_Work instructions:_ From the entries below, gather every line containing the string "документов".

[Data records]
════════════════

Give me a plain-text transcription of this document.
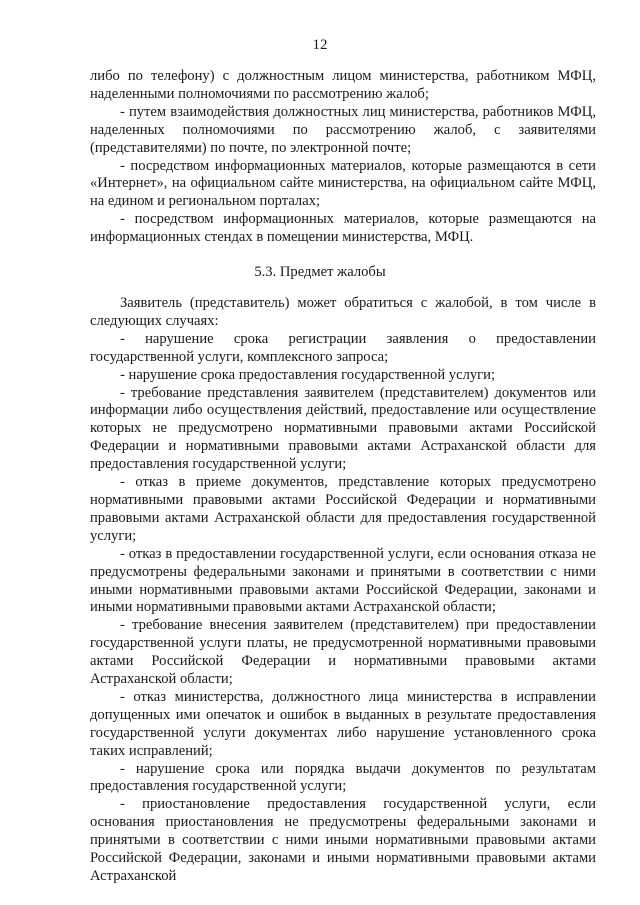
12

либо по телефону) с должностным лицом министерства, работником МФЦ, наделенными полномочиями по рассмотрению жалоб;

- путем взаимодействия должностных лиц министерства, работников МФЦ, наделенных полномочиями по рассмотрению жалоб, с заявителями (представителями) по почте, по электронной почте;

- посредством информационных материалов, которые размещаются в сети «Интернет», на официальном сайте министерства, на официальном сайте МФЦ, на едином и региональном порталах;

- посредством информационных материалов, которые размещаются на информационных стендах в помещении министерства, МФЦ.

5.3. Предмет жалобы

Заявитель (представитель) может обратиться с жалобой, в том числе в следующих случаях:

- нарушение срока регистрации заявления о предоставлении государственной услуги, комплексного запроса;

- нарушение срока предоставления государственной услуги;

- требование представления заявителем (представителем) документов или информации либо осуществления действий, предоставление или осуществление которых не предусмотрено нормативными правовыми актами Российской Федерации и нормативными правовыми актами Астраханской области для предоставления государственной услуги;

- отказ в приеме документов, представление которых предусмотрено нормативными правовыми актами Российской Федерации и нормативными правовыми актами Астраханской области для предоставления государственной услуги;

- отказ в предоставлении государственной услуги, если основания отказа не предусмотрены федеральными законами и принятыми в соответствии с ними иными нормативными правовыми актами Российской Федерации, законами и иными нормативными правовыми актами Астраханской области;

- требование внесения заявителем (представителем) при предоставлении государственной услуги платы, не предусмотренной нормативными правовыми актами Российской Федерации и нормативными правовыми актами Астраханской области;

- отказ министерства, должностного лица министерства в исправлении допущенных ими опечаток и ошибок в выданных в результате предоставления государственной услуги документах либо нарушение установленного срока таких исправлений;

- нарушение срока или порядка выдачи документов по результатам предоставления государственной услуги;

- приостановление предоставления государственной услуги, если основания приостановления не предусмотрены федеральными законами и принятыми в соответствии с ними иными нормативными правовыми актами Российской Федерации, законами и иными нормативными правовыми актами Астраханской
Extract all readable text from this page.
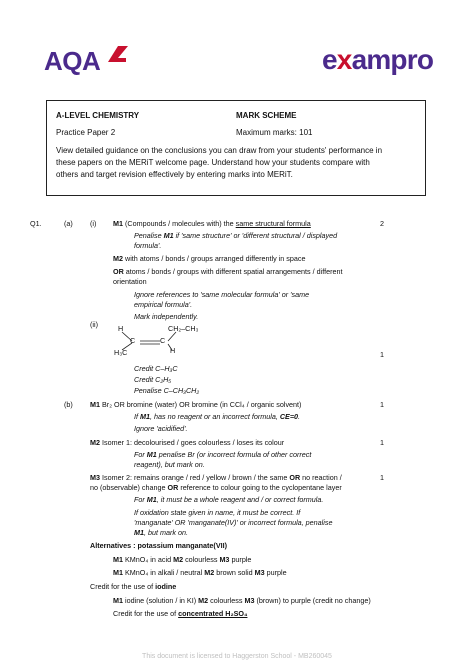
AQA	exampro
A-LEVEL CHEMISTRY	MARK SCHEME
Practice Paper 2	Maximum marks: 101
View detailed guidance on the conclusions you can draw from your students' performance in
these papers on the MERiT welcome page. Understand how your students compare with
others and target revision effectively by entering marks into MERiT.
Q1.	(a) (i) M1 (Compounds / molecules with) the same structural formula	2
Penalise M1 if 'same structure' or 'different structural / displayed
formula'.
M2 with atoms / bonds / groups arranged differently in space
OR atoms / bonds / groups with different spatial arrangements / different
orientation
Ignore references to 'same molecular formula' or 'same
empirical formula'.
Mark independently.
(ii)	H	CH₂–CH₃
C	C
H₃C	H	1
Credit C–H₃C
Credit C₂H₅
Penalise C–CH₃CH₂
(b) M1 Br₂ OR bromine (water) OR bromine (in CCl₄ / organic solvent)	1
If M1, has no reagent or an incorrect formula, CE=0.
Ignore 'acidified'.
M2 Isomer 1: decolourised / goes colourless / loses its colour	1
For M1 penalise Br (or incorrect formula of other correct
reagent), but mark on.
M3 Isomer 2: remains orange / red / yellow / brown / the same OR no reaction /	1
no (observable) change OR reference to colour going to the cyclopentane layer
For M1, it must be a whole reagent and / or correct formula.
If oxidation state given in name, it must be correct. If
'manganate' OR 'manganate(IV)' or incorrect formula, penalise
M1, but mark on.
Alternatives : potassium manganate(VII)
M1 KMnO₄ in acid M2 colourless M3 purple
M1 KMnO₄ in alkali / neutral M2 brown solid M3 purple
Credit for the use of iodine
M1 iodine (solution / in KI) M2 colourless M3 (brown) to purple (credit no change)
Credit for the use of concentrated H₂SO₄
This document is licensed to Haggerston School - MB260045
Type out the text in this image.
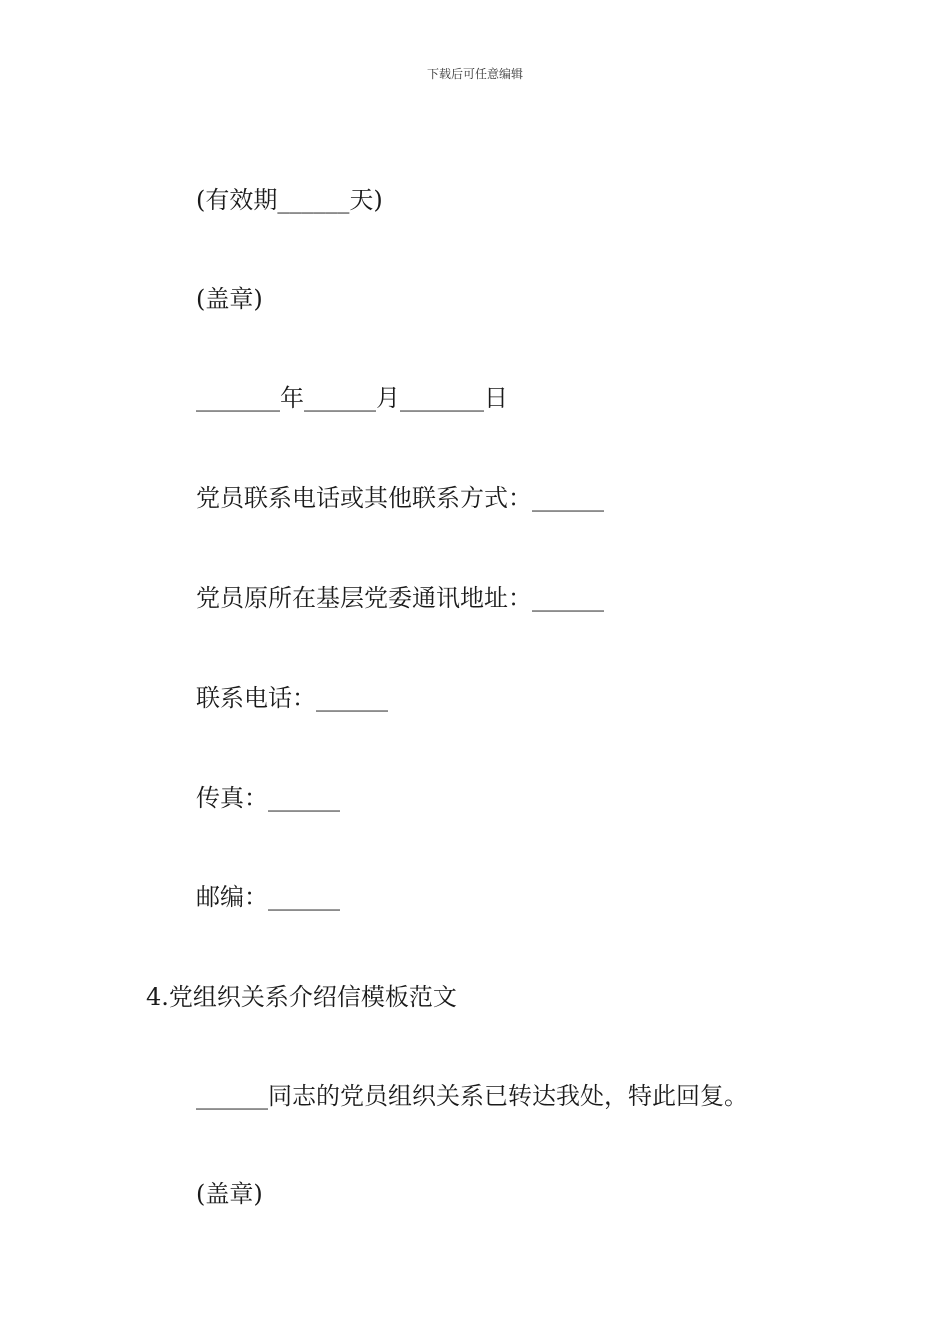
下载后可任意编辑
(有效期______天)
(盖章)
_______年______月_______日
党员联系电话或其他联系方式：______
党员原所在基层党委通讯地址：______
联系电话：______
传真：______
邮编：______
4.党组织关系介绍信模板范文
______同志的党员组织关系已转达我处，特此回复。
(盖章)
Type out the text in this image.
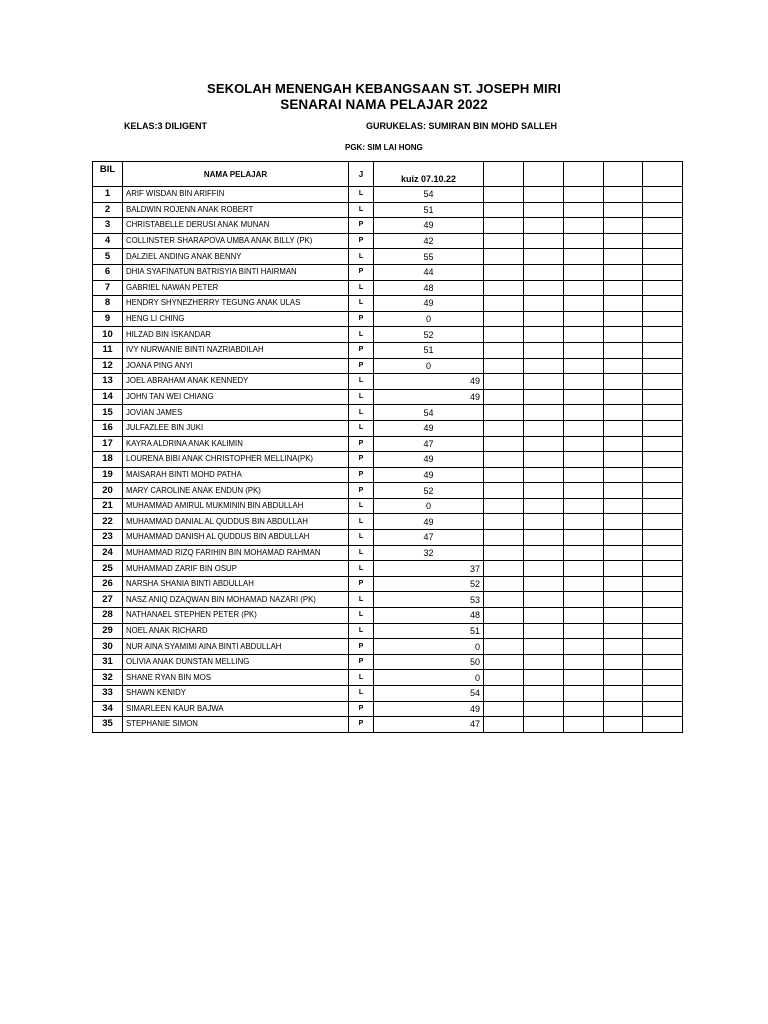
SEKOLAH MENENGAH KEBANGSAAN ST. JOSEPH MIRI
SENARAI NAMA PELAJAR 2022
KELAS:3 DILIGENT	GURUKELAS: SUMIRAN BIN MOHD SALLEH
PGK: SIM LAI HONG
BIL	NAMA PELAJAR	J	kuiz 07.10.22					
1	ARIF WISDAN BIN ARIFFIN	L	54					
2	BALDWIN ROJENN ANAK ROBERT	L	51					
3	CHRISTABELLE DERUSI ANAK MUNAN	P	49					
4	COLLINSTER SHARAPOVA UMBA ANAK BILLY (PK)	P	42					
5	DALZIEL ANDING ANAK BENNY	L	55					
6	DHIA SYAFINATUN BATRISYIA BINTI HAIRMAN	P	44					
7	GABRIEL NAWAN PETER	L	48					
8	HENDRY SHYNEZHERRY TEGUNG ANAK ULAS	L	49					
9	HENG LI CHING	P	0					
10	HILZAD BIN ISKANDAR	L	52					
11	IVY NURWANIE BINTI NAZRIABDILAH	P	51					
12	JOANA PING ANYI	P	0					
13	JOEL ABRAHAM ANAK KENNEDY	L	49					
14	JOHN TAN WEI CHIANG	L	49					
15	JOVIAN JAMES	L	54					
16	JULFAZLEE BIN JUKI	L	49					
17	KAYRA ALDRINA ANAK KALIMIN	P	47					
18	LOURENA BIBI ANAK CHRISTOPHER MELLINA(PK)	P	49					
19	MAISARAH BINTI MOHD PATHA	P	49					
20	MARY CAROLINE ANAK ENDUN (PK)	P	52					
21	MUHAMMAD AMIRUL MUKMININ BIN ABDULLAH	L	0					
22	MUHAMMAD DANIAL AL QUDDUS BIN ABDULLAH	L	49					
23	MUHAMMAD DANISH AL QUDDUS BIN ABDULLAH	L	47					
24	MUHAMMAD RIZQ FARIHIN BIN MOHAMAD RAHMAN	L	32					
25	MUHAMMAD ZARIF BIN OSUP	L	37					
26	NARSHA SHANIA BINTI ABDULLAH	P	52					
27	NASZ ANIQ DZAQWAN BIN MOHAMAD NAZARI (PK)	L	53					
28	NATHANAEL STEPHEN PETER (PK)	L	48					
29	NOEL ANAK RICHARD	L	51					
30	NUR AINA SYAMIMI AINA BINTI ABDULLAH	P	0					
31	OLIVIA ANAK DUNSTAN MELLING	P	50					
32	SHANE RYAN BIN MOS	L	0					
33	SHAWN KENIDY	L	54					
34	SIMARLEEN KAUR BAJWA	P	49					
35	STEPHANIE SIMON	P	47					
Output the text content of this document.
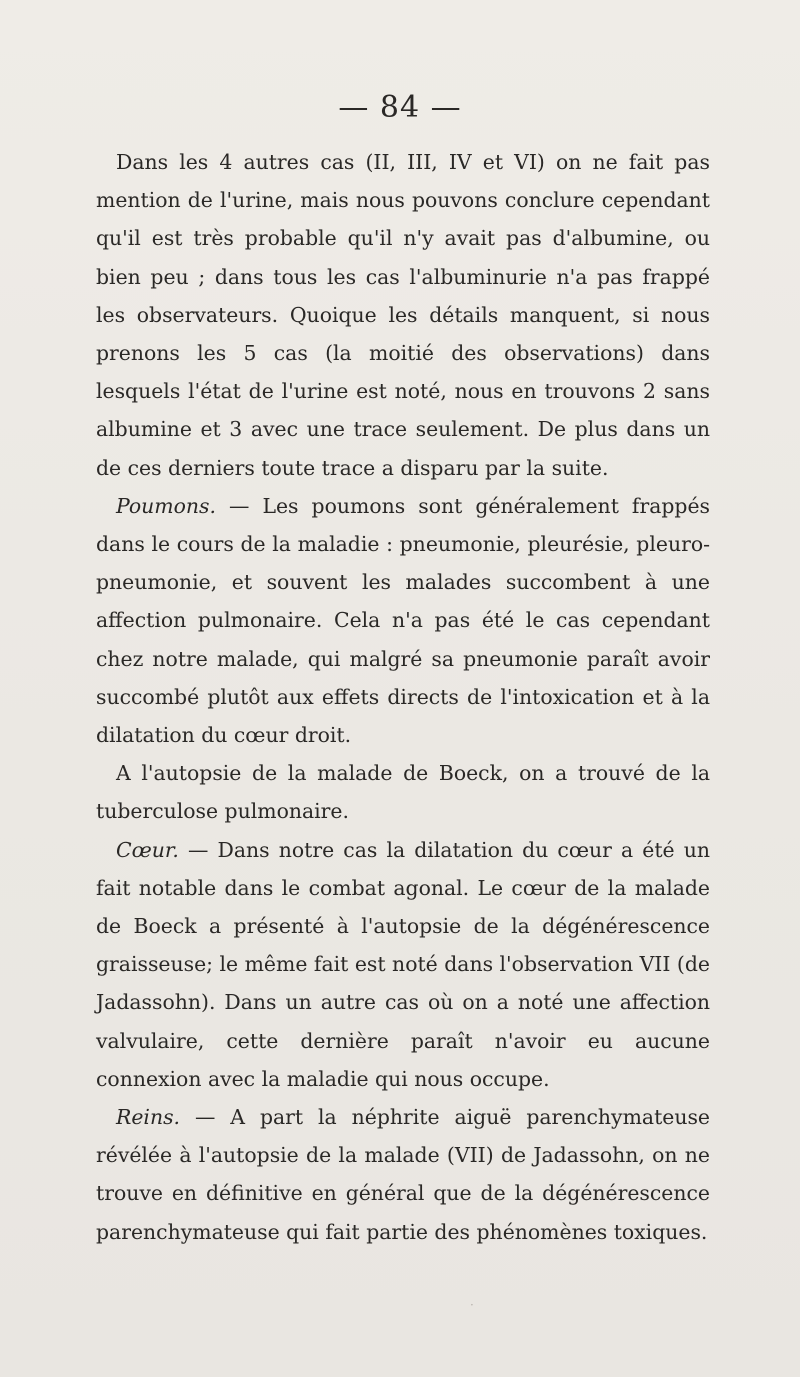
— 84 —

Dans les 4 autres cas (II, III, IV et VI) on ne fait pas mention de l'urine, mais nous pouvons conclure cependant qu'il est très probable qu'il n'y avait pas d'albumine, ou bien peu ; dans tous les cas l'albuminurie n'a pas frappé les observateurs. Quoique les détails manquent, si nous prenons les 5 cas (la moitié des observations) dans lesquels l'état de l'urine est noté, nous en trouvons 2 sans albumine et 3 avec une trace seulement. De plus dans un de ces derniers toute trace a disparu par la suite.

Poumons. — Les poumons sont généralement frappés dans le cours de la maladie : pneumonie, pleurésie, pleuro-pneumonie, et souvent les malades succombent à une affection pulmonaire. Cela n'a pas été le cas cependant chez notre malade, qui malgré sa pneumonie paraît avoir succombé plutôt aux effets directs de l'intoxication et à la dilatation du cœur droit.

A l'autopsie de la malade de Boeck, on a trouvé de la tuberculose pulmonaire.

Cœur. — Dans notre cas la dilatation du cœur a été un fait notable dans le combat agonal. Le cœur de la malade de Boeck a présenté à l'autopsie de la dégénérescence graisseuse; le même fait est noté dans l'observation VII (de Jadassohn). Dans un autre cas où on a noté une affection valvulaire, cette dernière paraît n'avoir eu aucune connexion avec la maladie qui nous occupe.

Reins. — A part la néphrite aiguë parenchymateuse révélée à l'autopsie de la malade (VII) de Jadassohn, on ne trouve en définitive en général que de la dégénérescence parenchymateuse qui fait partie des phénomènes toxiques.

·
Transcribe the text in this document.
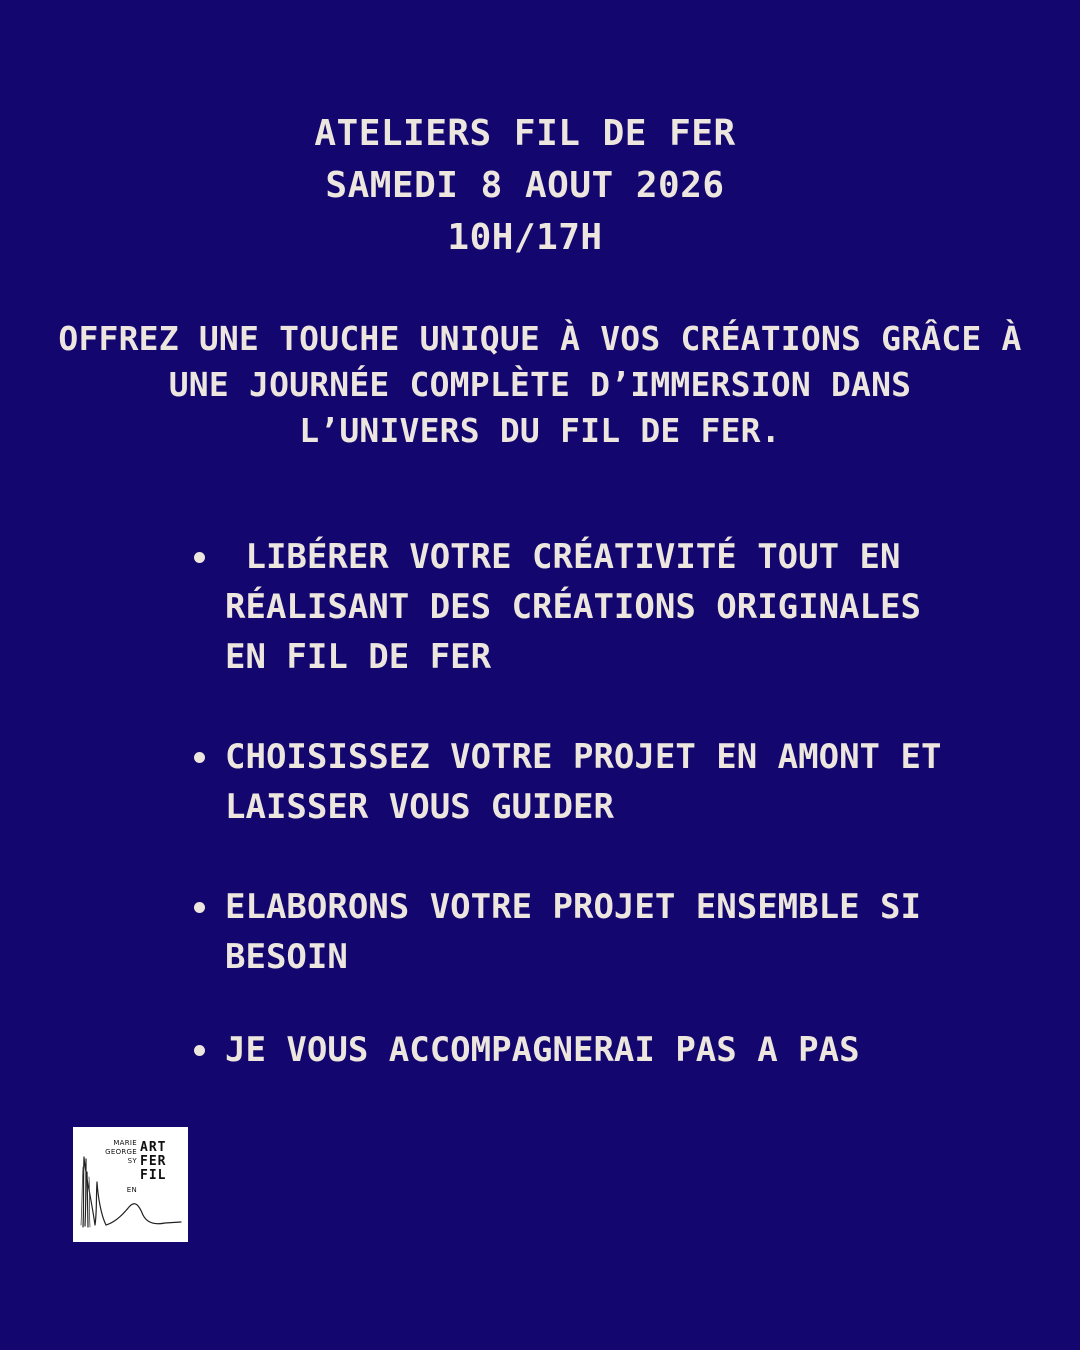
ATELIERS FIL DE FER
SAMEDI 8 AOUT 2026
10H/17H
OFFREZ UNE TOUCHE UNIQUE À VOS CRÉATIONS GRÂCE À
UNE JOURNÉE COMPLÈTE D’IMMERSION DANS
L’UNIVERS DU FIL DE FER.
LIBÉRER VOTRE CRÉATIVITÉ TOUT EN
RÉALISANT DES CRÉATIONS ORIGINALES
EN FIL DE FER
CHOISISSEZ VOTRE PROJET EN AMONT ET
LAISSER VOUS GUIDER
ELABORONS VOTRE PROJET ENSEMBLE SI
BESOIN
JE VOUS ACCOMPAGNERAI PAS A PAS
MARIE
GEORGE
SY
EN
ART
FER
FIL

════════════════

_Exercise output:_
- требование представления заявителем (представителем) документов или информации либо осуществления действий, предоставление или осуществление которых не предусмотрено нормативными правовыми актами Российской Федерации и нормативными правовыми актами Астраханской области для предоставления государственной услуги;
- отказ в приеме документов, представление которых предусмотрено нормативными правовыми актами Российской Федерации и нормативными правовыми актами Астраханской области для предоставления государственной услуги;
- нарушение срока или порядка выдачи документов по результатам предоставления государственной услуги;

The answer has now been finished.